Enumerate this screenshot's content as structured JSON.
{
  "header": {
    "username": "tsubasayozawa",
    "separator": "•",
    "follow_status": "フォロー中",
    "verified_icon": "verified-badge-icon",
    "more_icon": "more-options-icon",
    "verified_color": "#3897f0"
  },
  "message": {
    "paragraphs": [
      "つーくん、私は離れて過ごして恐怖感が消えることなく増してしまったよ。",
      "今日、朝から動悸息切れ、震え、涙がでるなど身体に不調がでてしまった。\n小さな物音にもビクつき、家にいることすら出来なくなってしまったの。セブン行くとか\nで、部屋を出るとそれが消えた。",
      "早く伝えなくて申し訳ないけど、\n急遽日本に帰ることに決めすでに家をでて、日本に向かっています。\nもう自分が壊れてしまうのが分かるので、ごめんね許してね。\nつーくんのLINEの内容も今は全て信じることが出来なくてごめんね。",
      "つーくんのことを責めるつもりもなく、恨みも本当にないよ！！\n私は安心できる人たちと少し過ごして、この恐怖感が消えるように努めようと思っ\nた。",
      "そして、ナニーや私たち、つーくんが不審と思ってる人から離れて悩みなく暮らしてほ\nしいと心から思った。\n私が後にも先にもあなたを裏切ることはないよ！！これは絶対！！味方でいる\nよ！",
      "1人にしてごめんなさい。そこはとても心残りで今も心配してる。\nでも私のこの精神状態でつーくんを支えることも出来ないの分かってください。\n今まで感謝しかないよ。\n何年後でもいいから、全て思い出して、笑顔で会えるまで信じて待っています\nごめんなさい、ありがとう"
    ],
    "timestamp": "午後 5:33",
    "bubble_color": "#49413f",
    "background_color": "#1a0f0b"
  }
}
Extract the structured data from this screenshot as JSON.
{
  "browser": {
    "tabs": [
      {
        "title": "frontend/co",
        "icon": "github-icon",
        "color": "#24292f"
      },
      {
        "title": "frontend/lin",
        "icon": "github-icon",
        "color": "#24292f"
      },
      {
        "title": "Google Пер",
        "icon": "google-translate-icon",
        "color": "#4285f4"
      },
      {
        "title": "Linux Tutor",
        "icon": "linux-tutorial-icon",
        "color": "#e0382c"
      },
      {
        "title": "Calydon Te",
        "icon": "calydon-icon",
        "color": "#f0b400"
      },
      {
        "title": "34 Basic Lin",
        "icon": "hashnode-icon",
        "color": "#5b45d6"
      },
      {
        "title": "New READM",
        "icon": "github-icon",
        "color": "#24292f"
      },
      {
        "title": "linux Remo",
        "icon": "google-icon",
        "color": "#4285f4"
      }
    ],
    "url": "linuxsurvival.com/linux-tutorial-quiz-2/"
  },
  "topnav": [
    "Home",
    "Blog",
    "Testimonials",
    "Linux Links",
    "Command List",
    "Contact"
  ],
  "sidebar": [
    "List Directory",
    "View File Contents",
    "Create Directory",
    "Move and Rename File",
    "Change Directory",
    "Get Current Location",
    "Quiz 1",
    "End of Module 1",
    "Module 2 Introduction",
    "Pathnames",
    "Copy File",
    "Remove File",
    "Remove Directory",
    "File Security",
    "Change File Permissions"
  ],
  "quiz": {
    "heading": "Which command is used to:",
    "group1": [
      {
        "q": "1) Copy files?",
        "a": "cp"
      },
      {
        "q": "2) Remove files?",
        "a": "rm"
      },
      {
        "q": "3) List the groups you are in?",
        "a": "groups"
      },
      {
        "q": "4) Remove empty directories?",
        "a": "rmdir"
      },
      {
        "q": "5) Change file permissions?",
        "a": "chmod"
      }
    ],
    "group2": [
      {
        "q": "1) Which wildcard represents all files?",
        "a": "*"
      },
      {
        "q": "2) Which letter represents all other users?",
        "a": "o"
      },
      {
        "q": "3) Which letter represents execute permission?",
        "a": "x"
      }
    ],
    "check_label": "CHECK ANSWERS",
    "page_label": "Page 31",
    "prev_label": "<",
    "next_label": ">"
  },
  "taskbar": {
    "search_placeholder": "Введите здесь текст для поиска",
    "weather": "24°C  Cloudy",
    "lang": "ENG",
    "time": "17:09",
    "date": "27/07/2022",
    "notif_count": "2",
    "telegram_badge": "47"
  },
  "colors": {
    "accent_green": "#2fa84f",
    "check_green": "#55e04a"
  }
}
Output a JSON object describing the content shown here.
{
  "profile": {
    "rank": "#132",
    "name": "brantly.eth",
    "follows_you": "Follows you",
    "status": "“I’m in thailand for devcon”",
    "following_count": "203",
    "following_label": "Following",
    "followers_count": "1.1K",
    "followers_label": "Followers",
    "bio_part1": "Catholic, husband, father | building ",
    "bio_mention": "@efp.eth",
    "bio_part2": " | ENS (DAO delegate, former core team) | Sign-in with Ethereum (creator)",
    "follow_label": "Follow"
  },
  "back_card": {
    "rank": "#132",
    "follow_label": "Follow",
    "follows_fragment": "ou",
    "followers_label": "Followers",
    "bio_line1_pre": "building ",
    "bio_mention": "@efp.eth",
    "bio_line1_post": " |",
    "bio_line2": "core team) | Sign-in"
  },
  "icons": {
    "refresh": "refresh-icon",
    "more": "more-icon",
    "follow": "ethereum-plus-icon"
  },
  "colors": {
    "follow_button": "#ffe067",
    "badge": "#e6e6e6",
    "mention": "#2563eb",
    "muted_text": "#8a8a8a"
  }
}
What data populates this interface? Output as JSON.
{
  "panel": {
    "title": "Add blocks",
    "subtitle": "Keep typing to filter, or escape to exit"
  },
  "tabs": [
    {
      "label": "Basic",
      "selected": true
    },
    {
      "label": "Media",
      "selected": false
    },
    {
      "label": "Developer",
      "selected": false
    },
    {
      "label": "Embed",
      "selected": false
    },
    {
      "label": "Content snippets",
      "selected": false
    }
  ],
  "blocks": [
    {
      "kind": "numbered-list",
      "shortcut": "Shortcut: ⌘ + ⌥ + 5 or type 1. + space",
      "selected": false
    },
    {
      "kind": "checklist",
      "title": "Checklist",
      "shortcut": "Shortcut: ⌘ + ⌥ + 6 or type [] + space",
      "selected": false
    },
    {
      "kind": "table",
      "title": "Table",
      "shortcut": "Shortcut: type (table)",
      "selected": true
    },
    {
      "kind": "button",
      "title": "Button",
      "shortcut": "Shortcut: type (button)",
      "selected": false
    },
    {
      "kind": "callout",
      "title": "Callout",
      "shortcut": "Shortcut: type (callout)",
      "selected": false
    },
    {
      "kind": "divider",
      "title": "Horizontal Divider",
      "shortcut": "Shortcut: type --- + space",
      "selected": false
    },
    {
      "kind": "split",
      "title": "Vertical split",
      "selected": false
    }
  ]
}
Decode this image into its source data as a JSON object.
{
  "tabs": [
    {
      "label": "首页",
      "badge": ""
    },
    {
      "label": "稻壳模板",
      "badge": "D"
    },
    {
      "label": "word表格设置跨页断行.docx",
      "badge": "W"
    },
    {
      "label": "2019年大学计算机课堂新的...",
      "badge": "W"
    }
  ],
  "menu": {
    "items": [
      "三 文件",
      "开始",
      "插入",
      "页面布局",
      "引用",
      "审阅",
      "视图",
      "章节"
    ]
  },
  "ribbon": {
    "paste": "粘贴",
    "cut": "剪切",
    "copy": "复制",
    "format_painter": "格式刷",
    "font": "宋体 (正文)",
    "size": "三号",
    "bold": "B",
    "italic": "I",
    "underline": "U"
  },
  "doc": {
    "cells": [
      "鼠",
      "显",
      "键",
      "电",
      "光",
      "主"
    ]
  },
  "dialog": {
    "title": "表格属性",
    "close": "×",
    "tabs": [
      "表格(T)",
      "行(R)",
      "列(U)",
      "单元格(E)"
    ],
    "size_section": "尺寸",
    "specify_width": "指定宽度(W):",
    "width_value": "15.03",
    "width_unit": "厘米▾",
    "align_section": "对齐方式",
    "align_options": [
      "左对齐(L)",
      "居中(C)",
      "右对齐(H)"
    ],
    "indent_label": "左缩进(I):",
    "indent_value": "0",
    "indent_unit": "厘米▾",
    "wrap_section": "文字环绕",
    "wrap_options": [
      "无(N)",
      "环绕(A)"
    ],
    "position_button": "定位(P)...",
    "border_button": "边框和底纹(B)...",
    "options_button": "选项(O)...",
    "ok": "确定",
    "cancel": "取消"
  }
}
§ §
● Given instruction
Print only the lines from the one with "Decode this image" to the end of the records, both included.

● Result for this exercise
Decode this image into its source data as a JSON object.
{
  "tabs": [
    {
      "label": "首页",
      "badge": ""
    },
    {
      "label": "稻壳模板",
      "badge": "D"
    },
    {
      "label": "word表格设置跨页断行.docx",
      "badge": "W"
    },
    {
      "label": "2019年大学计算机课堂新的...",
      "badge": "W"
    }
  ],
  "menu": {
    "items": [
      "三 文件",
      "开始",
      "插入",
      "页面布局",
      "引用",
      "审阅",
      "视图",
      "章节"
    ]
  },
  "ribbon": {
    "paste": "粘贴",
    "cut": "剪切",
    "copy": "复制",
    "format_painter": "格式刷",
    "font": "宋体 (正文)",
    "size": "三号",
    "bold": "B",
    "italic": "I",
    "underline": "U"
  },
  "doc": {
    "cells": [
      "鼠",
      "显",
      "键",
      "电",
      "光",
      "主"
    ]
  },
  "dialog": {
    "title": "表格属性",
    "close": "×",
    "tabs": [
      "表格(T)",
      "行(R)",
      "列(U)",
      "单元格(E)"
    ],
    "size_section": "尺寸",
    "specify_width": "指定宽度(W):",
    "width_value": "15.03",
    "width_unit": "厘米▾",
    "align_section": "对齐方式",
    "align_options": [
      "左对齐(L)",
      "居中(C)",
      "右对齐(H)"
    ],
    "indent_label": "左缩进(I):",
    "indent_value": "0",
    "indent_unit": "厘米▾",
    "wrap_section": "文字环绕",
    "wrap_options": [
      "无(N)",
      "环绕(A)"
    ],
    "position_button": "定位(P)...",
    "border_button": "边框和底纹(B)...",
    "options_button": "选项(O)...",
    "ok": "确定",
    "cancel": "取消"
  }
}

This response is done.